**Given problem**. Retype all of the listing exactly, passing over any picture you find.

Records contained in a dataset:
__________________________________________________

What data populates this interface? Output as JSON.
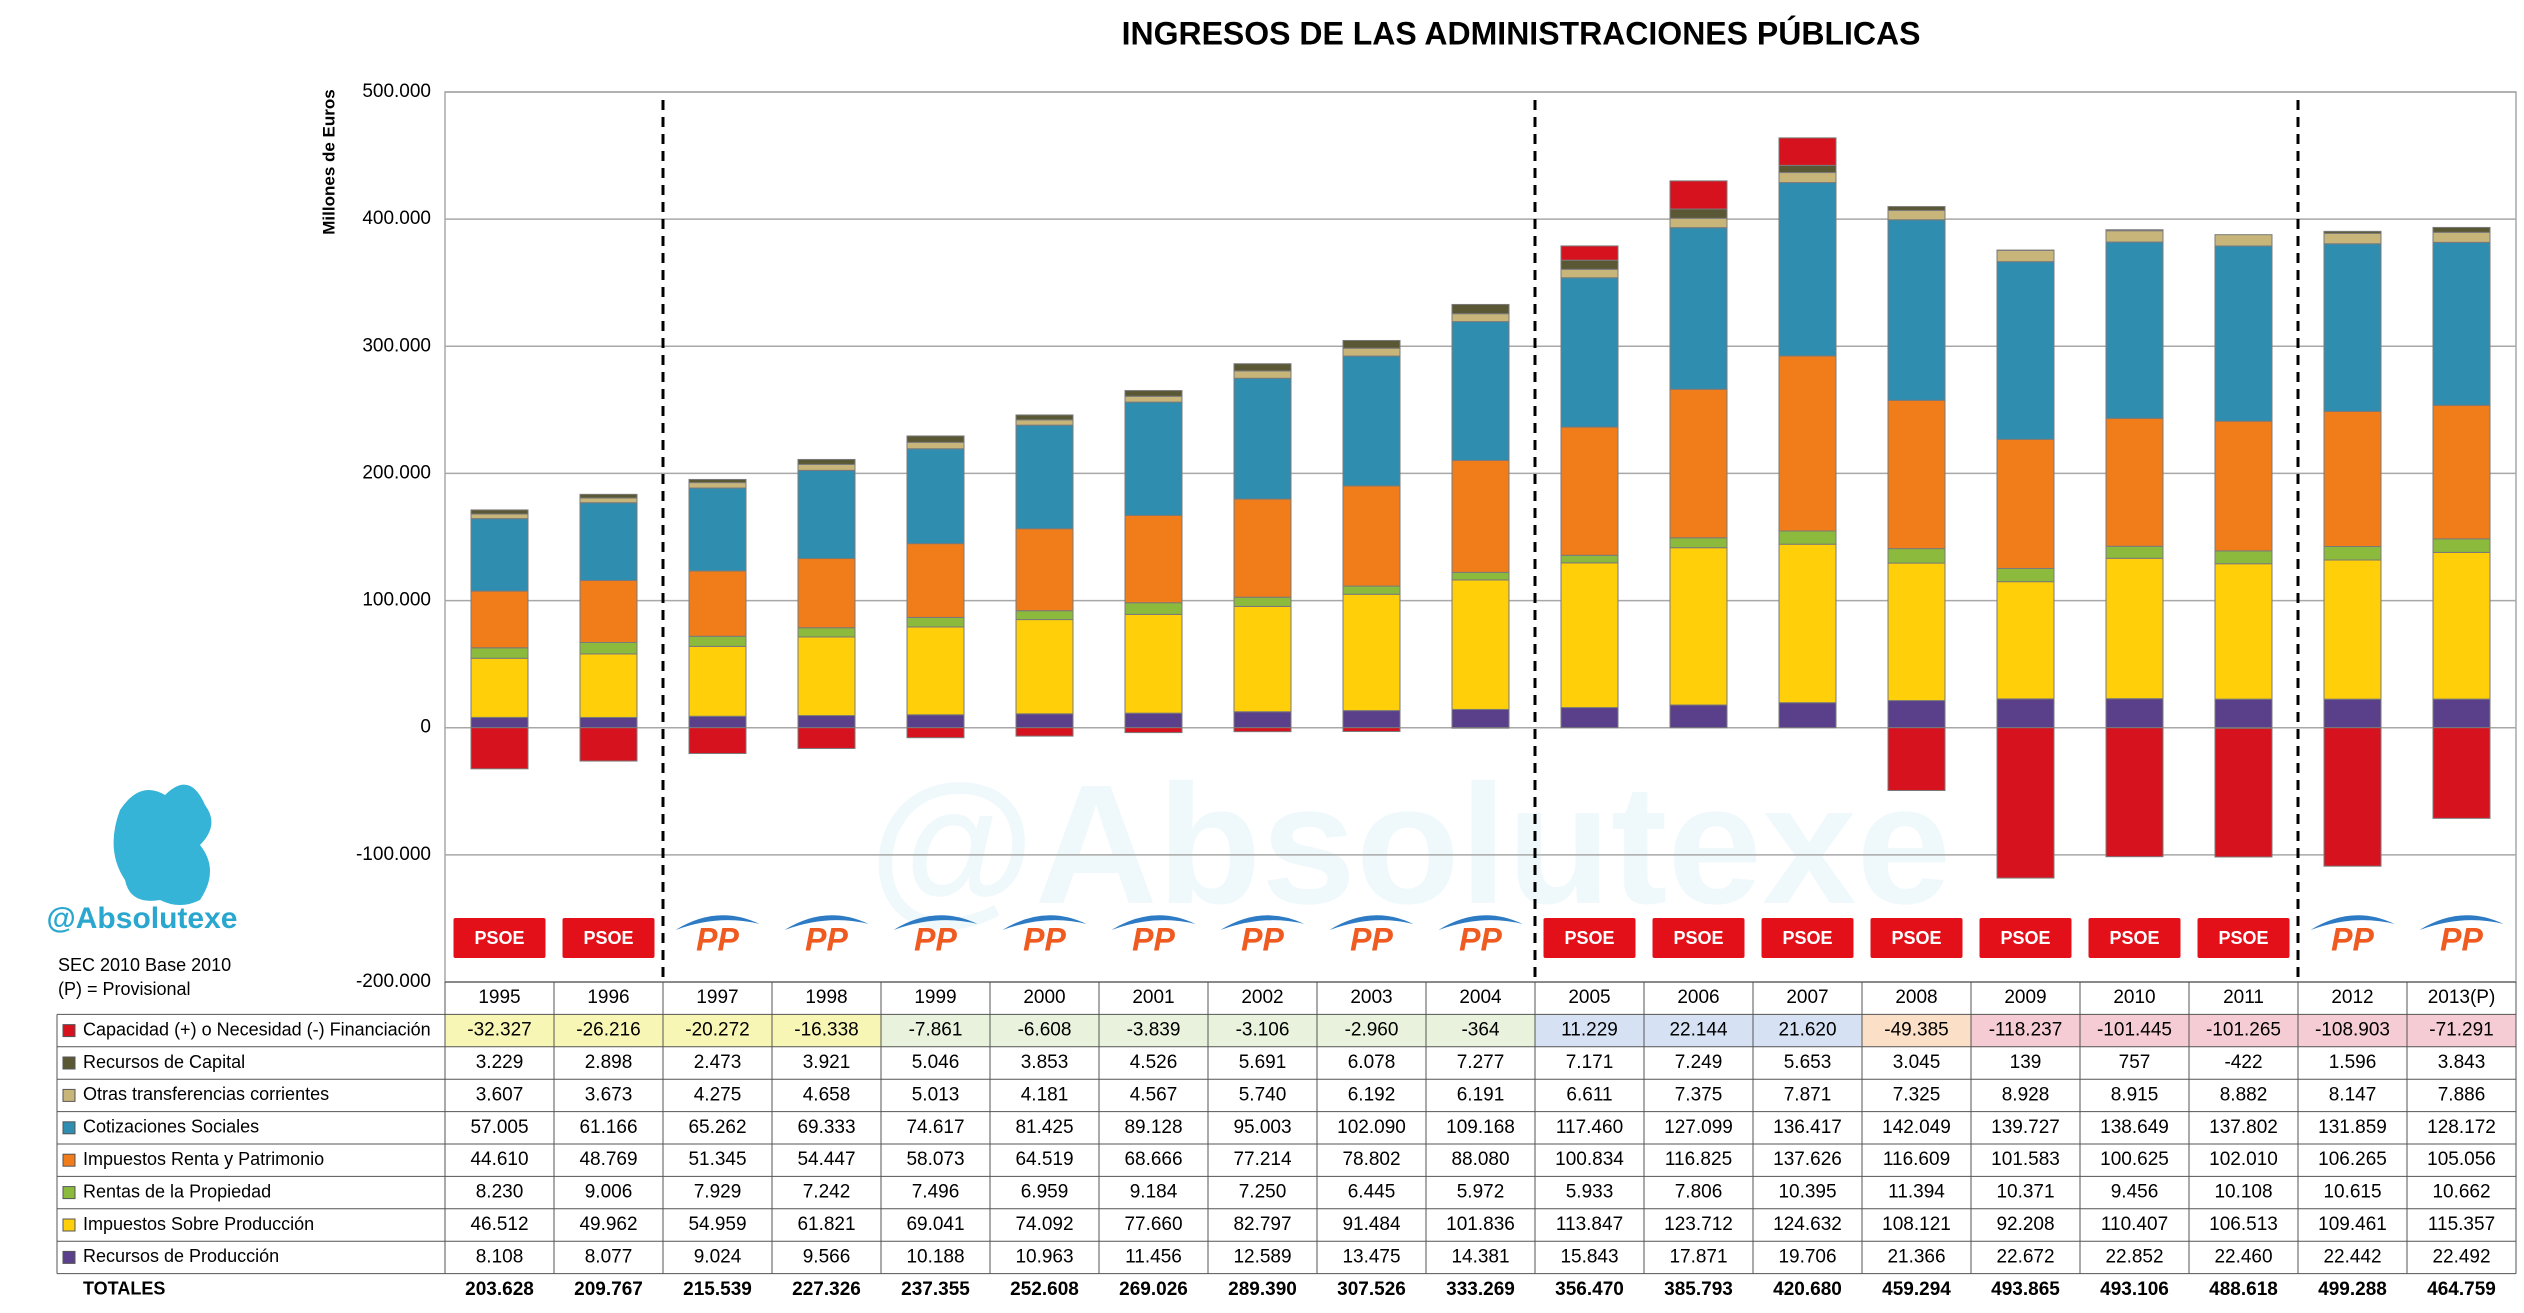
{
  "chart_data": {
    "type": "stacked-bar",
    "title": "INGRESOS DE LAS ADMINISTRACIONES PÚBLICAS",
    "y_label": "Millones de Euros",
    "brand": "@Absolutexe",
    "notes": [
      "SEC 2010 Base 2010",
      "(P) = Provisional"
    ],
    "totals_label": "TOTALES",
    "categories": [
      "1995",
      "1996",
      "1997",
      "1998",
      "1999",
      "2000",
      "2001",
      "2002",
      "2003",
      "2004",
      "2005",
      "2006",
      "2007",
      "2008",
      "2009",
      "2010",
      "2011",
      "2012",
      "2013(P)"
    ],
    "parties": [
      "PSOE",
      "PSOE",
      "PP",
      "PP",
      "PP",
      "PP",
      "PP",
      "PP",
      "PP",
      "PP",
      "PSOE",
      "PSOE",
      "PSOE",
      "PSOE",
      "PSOE",
      "PSOE",
      "PSOE",
      "PP",
      "PP"
    ],
    "ylim": [
      -200000,
      500000
    ],
    "yticks": [
      {
        "value": -200000,
        "label": "-200.000"
      },
      {
        "value": -100000,
        "label": "-100.000"
      },
      0,
      {
        "value": 100000,
        "label": "100.000"
      },
      {
        "value": 200000,
        "label": "200.000"
      },
      {
        "value": 300000,
        "label": "300.000"
      },
      {
        "value": 400000,
        "label": "400.000"
      },
      {
        "value": 500000,
        "label": "500.000"
      }
    ],
    "grid": true,
    "series": [
      {
        "name": "Capacidad (+) o Necesidad (-) Financiación",
        "color": "#d7121f",
        "values": [
          -32327,
          -26216,
          -20272,
          -16338,
          -7861,
          -6608,
          -3839,
          -3106,
          -2960,
          -364,
          11229,
          22144,
          21620,
          -49385,
          -118237,
          -101445,
          -101265,
          -108903,
          -71291
        ],
        "value_labels": [
          "-32.327",
          "-26.216",
          "-20.272",
          "-16.338",
          "-7.861",
          "-6.608",
          "-3.839",
          "-3.106",
          "-2.960",
          "-364",
          "11.229",
          "22.144",
          "21.620",
          "-49.385",
          "-118.237",
          "-101.445",
          "-101.265",
          "-108.903",
          "-71.291"
        ]
      },
      {
        "name": "Recursos de Capital",
        "color": "#5a5834",
        "values": [
          3229,
          2898,
          2473,
          3921,
          5046,
          3853,
          4526,
          5691,
          6078,
          7277,
          7171,
          7249,
          5653,
          3045,
          139,
          757,
          -422,
          1596,
          3843
        ],
        "value_labels": [
          "3.229",
          "2.898",
          "2.473",
          "3.921",
          "5.046",
          "3.853",
          "4.526",
          "5.691",
          "6.078",
          "7.277",
          "7.171",
          "7.249",
          "5.653",
          "3.045",
          "139",
          "757",
          "-422",
          "1.596",
          "3.843"
        ]
      },
      {
        "name": "Otras transferencias corrientes",
        "color": "#c8b57a",
        "values": [
          3607,
          3673,
          4275,
          4658,
          5013,
          4181,
          4567,
          5740,
          6192,
          6191,
          6611,
          7375,
          7871,
          7325,
          8928,
          8915,
          8882,
          8147,
          7886
        ],
        "value_labels": [
          "3.607",
          "3.673",
          "4.275",
          "4.658",
          "5.013",
          "4.181",
          "4.567",
          "5.740",
          "6.192",
          "6.191",
          "6.611",
          "7.375",
          "7.871",
          "7.325",
          "8.928",
          "8.915",
          "8.882",
          "8.147",
          "7.886"
        ]
      },
      {
        "name": "Cotizaciones Sociales",
        "color": "#2f8db0",
        "values": [
          57005,
          61166,
          65262,
          69333,
          74617,
          81425,
          89128,
          95003,
          102090,
          109168,
          117460,
          127099,
          136417,
          142049,
          139727,
          138649,
          137802,
          131859,
          128172
        ],
        "value_labels": [
          "57.005",
          "61.166",
          "65.262",
          "69.333",
          "74.617",
          "81.425",
          "89.128",
          "95.003",
          "102.090",
          "109.168",
          "117.460",
          "127.099",
          "136.417",
          "142.049",
          "139.727",
          "138.649",
          "137.802",
          "131.859",
          "128.172"
        ]
      },
      {
        "name": "Impuestos Renta y Patrimonio",
        "color": "#f07d1a",
        "values": [
          44610,
          48769,
          51345,
          54447,
          58073,
          64519,
          68666,
          77214,
          78802,
          88080,
          100834,
          116825,
          137626,
          116609,
          101583,
          100625,
          102010,
          106265,
          105056
        ],
        "value_labels": [
          "44.610",
          "48.769",
          "51.345",
          "54.447",
          "58.073",
          "64.519",
          "68.666",
          "77.214",
          "78.802",
          "88.080",
          "100.834",
          "116.825",
          "137.626",
          "116.609",
          "101.583",
          "100.625",
          "102.010",
          "106.265",
          "105.056"
        ]
      },
      {
        "name": "Rentas de la Propiedad",
        "color": "#8bba3c",
        "values": [
          8230,
          9006,
          7929,
          7242,
          7496,
          6959,
          9184,
          7250,
          6445,
          5972,
          5933,
          7806,
          10395,
          11394,
          10371,
          9456,
          10108,
          10615,
          10662
        ],
        "value_labels": [
          "8.230",
          "9.006",
          "7.929",
          "7.242",
          "7.496",
          "6.959",
          "9.184",
          "7.250",
          "6.445",
          "5.972",
          "5.933",
          "7.806",
          "10.395",
          "11.394",
          "10.371",
          "9.456",
          "10.108",
          "10.615",
          "10.662"
        ]
      },
      {
        "name": "Impuestos Sobre Producción",
        "color": "#ffcf0a",
        "values": [
          46512,
          49962,
          54959,
          61821,
          69041,
          74092,
          77660,
          82797,
          91484,
          101836,
          113847,
          123712,
          124632,
          108121,
          92208,
          110407,
          106513,
          109461,
          115357
        ],
        "value_labels": [
          "46.512",
          "49.962",
          "54.959",
          "61.821",
          "69.041",
          "74.092",
          "77.660",
          "82.797",
          "91.484",
          "101.836",
          "113.847",
          "123.712",
          "124.632",
          "108.121",
          "92.208",
          "110.407",
          "106.513",
          "109.461",
          "115.357"
        ]
      },
      {
        "name": "Recursos de Producción",
        "color": "#5a3f8a",
        "values": [
          8108,
          8077,
          9024,
          9566,
          10188,
          10963,
          11456,
          12589,
          13475,
          14381,
          15843,
          17871,
          19706,
          21366,
          22672,
          22852,
          22460,
          22442,
          22492
        ],
        "value_labels": [
          "8.108",
          "8.077",
          "9.024",
          "9.566",
          "10.188",
          "10.963",
          "11.456",
          "12.589",
          "13.475",
          "14.381",
          "15.843",
          "17.871",
          "19.706",
          "21.366",
          "22.672",
          "22.852",
          "22.460",
          "22.442",
          "22.492"
        ]
      }
    ],
    "totals": {
      "values": [
        203628,
        209767,
        215539,
        227326,
        237355,
        252608,
        269026,
        289390,
        307526,
        333269,
        356470,
        385793,
        420680,
        459294,
        493865,
        493106,
        488618,
        499288,
        464759
      ],
      "value_labels": [
        "203.628",
        "209.767",
        "215.539",
        "227.326",
        "237.355",
        "252.608",
        "269.026",
        "289.390",
        "307.526",
        "333.269",
        "356.470",
        "385.793",
        "420.680",
        "459.294",
        "493.865",
        "493.106",
        "488.618",
        "499.288",
        "464.759"
      ]
    }
  }
}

__________________________________________________

**Solution to the problem**.
What data populates this interface? Output as JSON.
{
  "chart_data": {
    "type": "stacked-bar",
    "title": "INGRESOS DE LAS ADMINISTRACIONES PÚBLICAS",
    "y_label": "Millones de Euros",
    "brand": "@Absolutexe",
    "notes": [
      "SEC 2010 Base 2010",
      "(P) = Provisional"
    ],
    "totals_label": "TOTALES",
    "categories": [
      "1995",
      "1996",
      "1997",
      "1998",
      "1999",
      "2000",
      "2001",
      "2002",
      "2003",
      "2004",
      "2005",
      "2006",
      "2007",
      "2008",
      "2009",
      "2010",
      "2011",
      "2012",
      "2013(P)"
    ],
    "parties": [
      "PSOE",
      "PSOE",
      "PP",
      "PP",
      "PP",
      "PP",
      "PP",
      "PP",
      "PP",
      "PP",
      "PSOE",
      "PSOE",
      "PSOE",
      "PSOE",
      "PSOE",
      "PSOE",
      "PSOE",
      "PP",
      "PP"
    ],
    "ylim": [
      -200000,
      500000
    ],
    "yticks": [
      {
        "value": -200000,
        "label": "-200.000"
      },
      {
        "value": -100000,
        "label": "-100.000"
      },
      0,
      {
        "value": 100000,
        "label": "100.000"
      },
      {
        "value": 200000,
        "label": "200.000"
      },
      {
        "value": 300000,
        "label": "300.000"
      },
      {
        "value": 400000,
        "label": "400.000"
      },
      {
        "value": 500000,
        "label": "500.000"
      }
    ],
    "grid": true,
    "series": [
      {
        "name": "Capacidad (+) o Necesidad (-) Financiación",
        "color": "#d7121f",
        "values": [
          -32327,
          -26216,
          -20272,
          -16338,
          -7861,
          -6608,
          -3839,
          -3106,
          -2960,
          -364,
          11229,
          22144,
          21620,
          -49385,
          -118237,
          -101445,
          -101265,
          -108903,
          -71291
        ],
        "value_labels": [
          "-32.327",
          "-26.216",
          "-20.272",
          "-16.338",
          "-7.861",
          "-6.608",
          "-3.839",
          "-3.106",
          "-2.960",
          "-364",
          "11.229",
          "22.144",
          "21.620",
          "-49.385",
          "-118.237",
          "-101.445",
          "-101.265",
          "-108.903",
          "-71.291"
        ]
      },
      {
        "name": "Recursos de Capital",
        "color": "#5a5834",
        "values": [
          3229,
          2898,
          2473,
          3921,
          5046,
          3853,
          4526,
          5691,
          6078,
          7277,
          7171,
          7249,
          5653,
          3045,
          139,
          757,
          -422,
          1596,
          3843
        ],
        "value_labels": [
          "3.229",
          "2.898",
          "2.473",
          "3.921",
          "5.046",
          "3.853",
          "4.526",
          "5.691",
          "6.078",
          "7.277",
          "7.171",
          "7.249",
          "5.653",
          "3.045",
          "139",
          "757",
          "-422",
          "1.596",
          "3.843"
        ]
      },
      {
        "name": "Otras transferencias corrientes",
        "color": "#c8b57a",
        "values": [
          3607,
          3673,
          4275,
          4658,
          5013,
          4181,
          4567,
          5740,
          6192,
          6191,
          6611,
          7375,
          7871,
          7325,
          8928,
          8915,
          8882,
          8147,
          7886
        ],
        "value_labels": [
          "3.607",
          "3.673",
          "4.275",
          "4.658",
          "5.013",
          "4.181",
          "4.567",
          "5.740",
          "6.192",
          "6.191",
          "6.611",
          "7.375",
          "7.871",
          "7.325",
          "8.928",
          "8.915",
          "8.882",
          "8.147",
          "7.886"
        ]
      },
      {
        "name": "Cotizaciones Sociales",
        "color": "#2f8db0",
        "values": [
          57005,
          61166,
          65262,
          69333,
          74617,
          81425,
          89128,
          95003,
          102090,
          109168,
          117460,
          127099,
          136417,
          142049,
          139727,
          138649,
          137802,
          131859,
          128172
        ],
        "value_labels": [
          "57.005",
          "61.166",
          "65.262",
          "69.333",
          "74.617",
          "81.425",
          "89.128",
          "95.003",
          "102.090",
          "109.168",
          "117.460",
          "127.099",
          "136.417",
          "142.049",
          "139.727",
          "138.649",
          "137.802",
          "131.859",
          "128.172"
        ]
      },
      {
        "name": "Impuestos Renta y Patrimonio",
        "color": "#f07d1a",
        "values": [
          44610,
          48769,
          51345,
          54447,
          58073,
          64519,
          68666,
          77214,
          78802,
          88080,
          100834,
          116825,
          137626,
          116609,
          101583,
          100625,
          102010,
          106265,
          105056
        ],
        "value_labels": [
          "44.610",
          "48.769",
          "51.345",
          "54.447",
          "58.073",
          "64.519",
          "68.666",
          "77.214",
          "78.802",
          "88.080",
          "100.834",
          "116.825",
          "137.626",
          "116.609",
          "101.583",
          "100.625",
          "102.010",
          "106.265",
          "105.056"
        ]
      },
      {
        "name": "Rentas de la Propiedad",
        "color": "#8bba3c",
        "values": [
          8230,
          9006,
          7929,
          7242,
          7496,
          6959,
          9184,
          7250,
          6445,
          5972,
          5933,
          7806,
          10395,
          11394,
          10371,
          9456,
          10108,
          10615,
          10662
        ],
        "value_labels": [
          "8.230",
          "9.006",
          "7.929",
          "7.242",
          "7.496",
          "6.959",
          "9.184",
          "7.250",
          "6.445",
          "5.972",
          "5.933",
          "7.806",
          "10.395",
          "11.394",
          "10.371",
          "9.456",
          "10.108",
          "10.615",
          "10.662"
        ]
      },
      {
        "name": "Impuestos Sobre Producción",
        "color": "#ffcf0a",
        "values": [
          46512,
          49962,
          54959,
          61821,
          69041,
          74092,
          77660,
          82797,
          91484,
          101836,
          113847,
          123712,
          124632,
          108121,
          92208,
          110407,
          106513,
          109461,
          115357
        ],
        "value_labels": [
          "46.512",
          "49.962",
          "54.959",
          "61.821",
          "69.041",
          "74.092",
          "77.660",
          "82.797",
          "91.484",
          "101.836",
          "113.847",
          "123.712",
          "124.632",
          "108.121",
          "92.208",
          "110.407",
          "106.513",
          "109.461",
          "115.357"
        ]
      },
      {
        "name": "Recursos de Producción",
        "color": "#5a3f8a",
        "values": [
          8108,
          8077,
          9024,
          9566,
          10188,
          10963,
          11456,
          12589,
          13475,
          14381,
          15843,
          17871,
          19706,
          21366,
          22672,
          22852,
          22460,
          22442,
          22492
        ],
        "value_labels": [
          "8.108",
          "8.077",
          "9.024",
          "9.566",
          "10.188",
          "10.963",
          "11.456",
          "12.589",
          "13.475",
          "14.381",
          "15.843",
          "17.871",
          "19.706",
          "21.366",
          "22.672",
          "22.852",
          "22.460",
          "22.442",
          "22.492"
        ]
      }
    ],
    "totals": {
      "values": [
        203628,
        209767,
        215539,
        227326,
        237355,
        252608,
        269026,
        289390,
        307526,
        333269,
        356470,
        385793,
        420680,
        459294,
        493865,
        493106,
        488618,
        499288,
        464759
      ],
      "value_labels": [
        "203.628",
        "209.767",
        "215.539",
        "227.326",
        "237.355",
        "252.608",
        "269.026",
        "289.390",
        "307.526",
        "333.269",
        "356.470",
        "385.793",
        "420.680",
        "459.294",
        "493.865",
        "493.106",
        "488.618",
        "499.288",
        "464.759"
      ]
    }
  }
}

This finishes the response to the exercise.